**Box annotation data:**
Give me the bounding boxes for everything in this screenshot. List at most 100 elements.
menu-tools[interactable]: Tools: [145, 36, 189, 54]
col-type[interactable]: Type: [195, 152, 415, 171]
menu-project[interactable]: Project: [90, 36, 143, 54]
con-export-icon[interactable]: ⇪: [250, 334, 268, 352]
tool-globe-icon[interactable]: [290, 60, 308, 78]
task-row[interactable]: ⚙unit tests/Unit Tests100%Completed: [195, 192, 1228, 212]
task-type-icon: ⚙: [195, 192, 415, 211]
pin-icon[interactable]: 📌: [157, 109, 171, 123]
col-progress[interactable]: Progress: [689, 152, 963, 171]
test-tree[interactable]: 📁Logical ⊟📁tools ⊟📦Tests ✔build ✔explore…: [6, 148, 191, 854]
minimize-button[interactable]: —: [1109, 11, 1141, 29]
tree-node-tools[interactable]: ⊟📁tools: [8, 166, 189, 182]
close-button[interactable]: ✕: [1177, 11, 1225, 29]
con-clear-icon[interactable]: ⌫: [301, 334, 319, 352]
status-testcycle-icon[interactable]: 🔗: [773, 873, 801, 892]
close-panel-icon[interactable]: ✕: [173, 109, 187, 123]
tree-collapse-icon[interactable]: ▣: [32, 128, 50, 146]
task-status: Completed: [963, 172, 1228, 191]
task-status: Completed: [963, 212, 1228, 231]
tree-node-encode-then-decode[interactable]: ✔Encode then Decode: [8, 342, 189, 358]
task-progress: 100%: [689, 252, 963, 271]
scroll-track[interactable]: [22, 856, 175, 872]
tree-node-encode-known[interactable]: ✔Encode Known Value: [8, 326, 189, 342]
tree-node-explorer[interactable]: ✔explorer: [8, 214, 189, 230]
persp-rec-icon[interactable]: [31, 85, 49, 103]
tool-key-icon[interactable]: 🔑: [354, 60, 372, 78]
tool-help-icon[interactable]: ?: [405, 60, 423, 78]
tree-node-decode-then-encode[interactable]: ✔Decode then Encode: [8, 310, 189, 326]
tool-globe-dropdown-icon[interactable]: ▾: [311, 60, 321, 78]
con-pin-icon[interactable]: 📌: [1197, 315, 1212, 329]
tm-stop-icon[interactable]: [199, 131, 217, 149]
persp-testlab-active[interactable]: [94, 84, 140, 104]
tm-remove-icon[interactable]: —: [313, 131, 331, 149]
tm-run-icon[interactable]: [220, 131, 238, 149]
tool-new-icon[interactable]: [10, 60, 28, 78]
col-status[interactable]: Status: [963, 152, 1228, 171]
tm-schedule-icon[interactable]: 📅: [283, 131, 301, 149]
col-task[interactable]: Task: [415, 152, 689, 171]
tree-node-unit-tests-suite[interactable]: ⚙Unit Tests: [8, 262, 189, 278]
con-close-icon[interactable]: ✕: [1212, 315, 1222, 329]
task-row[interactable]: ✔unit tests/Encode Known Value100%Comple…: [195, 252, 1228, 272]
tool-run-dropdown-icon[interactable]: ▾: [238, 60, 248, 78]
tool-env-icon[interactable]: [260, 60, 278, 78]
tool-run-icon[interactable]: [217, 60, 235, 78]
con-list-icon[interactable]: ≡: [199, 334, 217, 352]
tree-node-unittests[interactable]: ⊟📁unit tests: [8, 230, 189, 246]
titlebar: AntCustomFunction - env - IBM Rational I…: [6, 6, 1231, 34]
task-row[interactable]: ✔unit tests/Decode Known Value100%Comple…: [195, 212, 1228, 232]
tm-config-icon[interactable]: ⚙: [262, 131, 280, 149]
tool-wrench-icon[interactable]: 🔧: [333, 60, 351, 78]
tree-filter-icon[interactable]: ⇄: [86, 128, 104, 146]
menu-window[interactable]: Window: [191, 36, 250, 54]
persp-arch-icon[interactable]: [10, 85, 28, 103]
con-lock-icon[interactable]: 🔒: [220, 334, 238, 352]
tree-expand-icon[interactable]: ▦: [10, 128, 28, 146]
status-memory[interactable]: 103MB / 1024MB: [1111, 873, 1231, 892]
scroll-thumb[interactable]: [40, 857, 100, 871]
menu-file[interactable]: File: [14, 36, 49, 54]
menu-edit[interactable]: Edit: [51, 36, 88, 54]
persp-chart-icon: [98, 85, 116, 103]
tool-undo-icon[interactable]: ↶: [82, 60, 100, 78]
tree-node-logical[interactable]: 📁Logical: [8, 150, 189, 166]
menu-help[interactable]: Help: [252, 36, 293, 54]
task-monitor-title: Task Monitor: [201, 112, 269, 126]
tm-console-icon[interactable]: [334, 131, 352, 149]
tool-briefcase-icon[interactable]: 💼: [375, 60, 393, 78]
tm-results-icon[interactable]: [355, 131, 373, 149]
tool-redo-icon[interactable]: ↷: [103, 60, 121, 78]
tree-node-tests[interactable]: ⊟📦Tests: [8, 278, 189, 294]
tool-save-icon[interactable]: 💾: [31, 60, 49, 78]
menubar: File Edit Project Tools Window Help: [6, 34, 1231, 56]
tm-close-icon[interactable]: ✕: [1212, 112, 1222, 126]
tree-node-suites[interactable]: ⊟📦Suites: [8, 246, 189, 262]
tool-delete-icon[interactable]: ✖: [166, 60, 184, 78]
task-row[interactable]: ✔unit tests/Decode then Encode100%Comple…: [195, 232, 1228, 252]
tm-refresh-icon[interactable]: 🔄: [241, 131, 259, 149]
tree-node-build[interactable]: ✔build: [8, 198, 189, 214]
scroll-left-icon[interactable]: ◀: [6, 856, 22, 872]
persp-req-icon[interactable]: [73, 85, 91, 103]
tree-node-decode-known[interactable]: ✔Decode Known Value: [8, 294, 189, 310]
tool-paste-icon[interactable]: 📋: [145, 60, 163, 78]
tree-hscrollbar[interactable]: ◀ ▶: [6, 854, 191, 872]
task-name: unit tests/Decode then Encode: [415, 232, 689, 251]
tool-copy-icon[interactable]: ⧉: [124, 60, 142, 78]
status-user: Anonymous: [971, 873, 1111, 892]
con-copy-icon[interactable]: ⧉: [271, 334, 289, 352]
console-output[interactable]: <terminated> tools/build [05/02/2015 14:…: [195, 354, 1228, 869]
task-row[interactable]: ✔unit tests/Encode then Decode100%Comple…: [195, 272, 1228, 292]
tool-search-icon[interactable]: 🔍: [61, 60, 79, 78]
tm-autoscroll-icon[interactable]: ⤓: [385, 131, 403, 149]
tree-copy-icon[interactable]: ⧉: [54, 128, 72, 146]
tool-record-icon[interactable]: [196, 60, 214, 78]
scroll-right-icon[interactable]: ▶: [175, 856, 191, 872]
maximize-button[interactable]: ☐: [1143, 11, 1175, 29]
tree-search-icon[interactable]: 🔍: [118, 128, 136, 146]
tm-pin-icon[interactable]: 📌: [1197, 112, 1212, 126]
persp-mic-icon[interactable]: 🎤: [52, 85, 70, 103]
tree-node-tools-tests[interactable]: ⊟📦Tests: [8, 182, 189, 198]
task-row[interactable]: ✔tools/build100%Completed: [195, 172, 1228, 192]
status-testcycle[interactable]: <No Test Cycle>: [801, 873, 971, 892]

**Required task:**
Could you quote every one of the lines above verbatim, without changing a single character?

**Solution for this problem:**
Give me the bounding boxes for everything in this screenshot. List at most 100 elements.
menu-tools[interactable]: Tools: [145, 36, 189, 54]
col-type[interactable]: Type: [195, 152, 415, 171]
menu-project[interactable]: Project: [90, 36, 143, 54]
con-export-icon[interactable]: ⇪: [250, 334, 268, 352]
tool-globe-icon[interactable]: [290, 60, 308, 78]
task-row[interactable]: ⚙unit tests/Unit Tests100%Completed: [195, 192, 1228, 212]
task-type-icon: ⚙: [195, 192, 415, 211]
pin-icon[interactable]: 📌: [157, 109, 171, 123]
col-progress[interactable]: Progress: [689, 152, 963, 171]
test-tree[interactable]: 📁Logical ⊟📁tools ⊟📦Tests ✔build ✔explore…: [6, 148, 191, 854]
minimize-button[interactable]: —: [1109, 11, 1141, 29]
tree-node-tools[interactable]: ⊟📁tools: [8, 166, 189, 182]
close-button[interactable]: ✕: [1177, 11, 1225, 29]
con-clear-icon[interactable]: ⌫: [301, 334, 319, 352]
status-testcycle-icon[interactable]: 🔗: [773, 873, 801, 892]
close-panel-icon[interactable]: ✕: [173, 109, 187, 123]
tree-collapse-icon[interactable]: ▣: [32, 128, 50, 146]
task-status: Completed: [963, 172, 1228, 191]
task-status: Completed: [963, 212, 1228, 231]
tree-node-encode-then-decode[interactable]: ✔Encode then Decode: [8, 342, 189, 358]
task-progress: 100%: [689, 252, 963, 271]
scroll-track[interactable]: [22, 856, 175, 872]
tree-node-encode-known[interactable]: ✔Encode Known Value: [8, 326, 189, 342]
tree-node-explorer[interactable]: ✔explorer: [8, 214, 189, 230]
persp-rec-icon[interactable]: [31, 85, 49, 103]
tool-key-icon[interactable]: 🔑: [354, 60, 372, 78]
tool-help-icon[interactable]: ?: [405, 60, 423, 78]
tree-node-decode-then-encode[interactable]: ✔Decode then Encode: [8, 310, 189, 326]
tool-globe-dropdown-icon[interactable]: ▾: [311, 60, 321, 78]
con-pin-icon[interactable]: 📌: [1197, 315, 1212, 329]
tm-stop-icon[interactable]: [199, 131, 217, 149]
persp-testlab-active[interactable]: [94, 84, 140, 104]
tm-remove-icon[interactable]: —: [313, 131, 331, 149]
tm-run-icon[interactable]: [220, 131, 238, 149]
tool-new-icon[interactable]: [10, 60, 28, 78]
col-status[interactable]: Status: [963, 152, 1228, 171]
tm-schedule-icon[interactable]: 📅: [283, 131, 301, 149]
col-task[interactable]: Task: [415, 152, 689, 171]
tree-node-unit-tests-suite[interactable]: ⚙Unit Tests: [8, 262, 189, 278]
con-close-icon[interactable]: ✕: [1212, 315, 1222, 329]
task-row[interactable]: ✔unit tests/Encode Known Value100%Comple…: [195, 252, 1228, 272]
tool-run-dropdown-icon[interactable]: ▾: [238, 60, 248, 78]
tool-env-icon[interactable]: [260, 60, 278, 78]
tool-run-icon[interactable]: [217, 60, 235, 78]
con-list-icon[interactable]: ≡: [199, 334, 217, 352]
tree-node-unittests[interactable]: ⊟📁unit tests: [8, 230, 189, 246]
titlebar: AntCustomFunction - env - IBM Rational I…: [6, 6, 1231, 34]
task-row[interactable]: ✔unit tests/Decode Known Value100%Comple…: [195, 212, 1228, 232]
tm-config-icon[interactable]: ⚙: [262, 131, 280, 149]
tool-wrench-icon[interactable]: 🔧: [333, 60, 351, 78]
tree-filter-icon[interactable]: ⇄: [86, 128, 104, 146]
menu-window[interactable]: Window: [191, 36, 250, 54]
persp-arch-icon[interactable]: [10, 85, 28, 103]
con-lock-icon[interactable]: 🔒: [220, 334, 238, 352]
tree-expand-icon[interactable]: ▦: [10, 128, 28, 146]
status-memory[interactable]: 103MB / 1024MB: [1111, 873, 1231, 892]
scroll-thumb[interactable]: [40, 857, 100, 871]
menu-file[interactable]: File: [14, 36, 49, 54]
menu-edit[interactable]: Edit: [51, 36, 88, 54]
persp-chart-icon: [98, 85, 116, 103]
tool-undo-icon[interactable]: ↶: [82, 60, 100, 78]
tree-node-logical[interactable]: 📁Logical: [8, 150, 189, 166]
menu-help[interactable]: Help: [252, 36, 293, 54]
task-monitor-title: Task Monitor: [201, 112, 269, 126]
tm-console-icon[interactable]: [334, 131, 352, 149]
tool-briefcase-icon[interactable]: 💼: [375, 60, 393, 78]
tm-results-icon[interactable]: [355, 131, 373, 149]
tool-redo-icon[interactable]: ↷: [103, 60, 121, 78]
tree-node-tests[interactable]: ⊟📦Tests: [8, 278, 189, 294]
tool-save-icon[interactable]: 💾: [31, 60, 49, 78]
menubar: File Edit Project Tools Window Help: [6, 34, 1231, 56]
tm-close-icon[interactable]: ✕: [1212, 112, 1222, 126]
tree-node-suites[interactable]: ⊟📦Suites: [8, 246, 189, 262]
tool-delete-icon[interactable]: ✖: [166, 60, 184, 78]
task-row[interactable]: ✔unit tests/Decode then Encode100%Comple…: [195, 232, 1228, 252]
tm-refresh-icon[interactable]: 🔄: [241, 131, 259, 149]
tree-node-build[interactable]: ✔build: [8, 198, 189, 214]
scroll-left-icon[interactable]: ◀: [6, 856, 22, 872]
persp-req-icon[interactable]: [73, 85, 91, 103]
tree-node-decode-known[interactable]: ✔Decode Known Value: [8, 294, 189, 310]
tool-paste-icon[interactable]: 📋: [145, 60, 163, 78]
tree-hscrollbar[interactable]: ◀ ▶: [6, 854, 191, 872]
task-name: unit tests/Decode then Encode: [415, 232, 689, 251]
tool-copy-icon[interactable]: ⧉: [124, 60, 142, 78]
status-user: Anonymous: [971, 873, 1111, 892]
con-copy-icon[interactable]: ⧉: [271, 334, 289, 352]
console-output[interactable]: <terminated> tools/build [05/02/2015 14:…: [195, 354, 1228, 869]
task-row[interactable]: ✔unit tests/Encode then Decode100%Comple…: [195, 272, 1228, 292]
tool-search-icon[interactable]: 🔍: [61, 60, 79, 78]
tm-autoscroll-icon[interactable]: ⤓: [385, 131, 403, 149]
tree-copy-icon[interactable]: ⧉: [54, 128, 72, 146]
tool-record-icon[interactable]: [196, 60, 214, 78]
scroll-right-icon[interactable]: ▶: [175, 856, 191, 872]
maximize-button[interactable]: ☐: [1143, 11, 1175, 29]
tree-search-icon[interactable]: 🔍: [118, 128, 136, 146]
tm-pin-icon[interactable]: 📌: [1197, 112, 1212, 126]
persp-mic-icon[interactable]: 🎤: [52, 85, 70, 103]
tree-node-tools-tests[interactable]: ⊟📦Tests: [8, 182, 189, 198]
task-row[interactable]: ✔tools/build100%Completed: [195, 172, 1228, 192]
status-testcycle[interactable]: <No Test Cycle>: [801, 873, 971, 892]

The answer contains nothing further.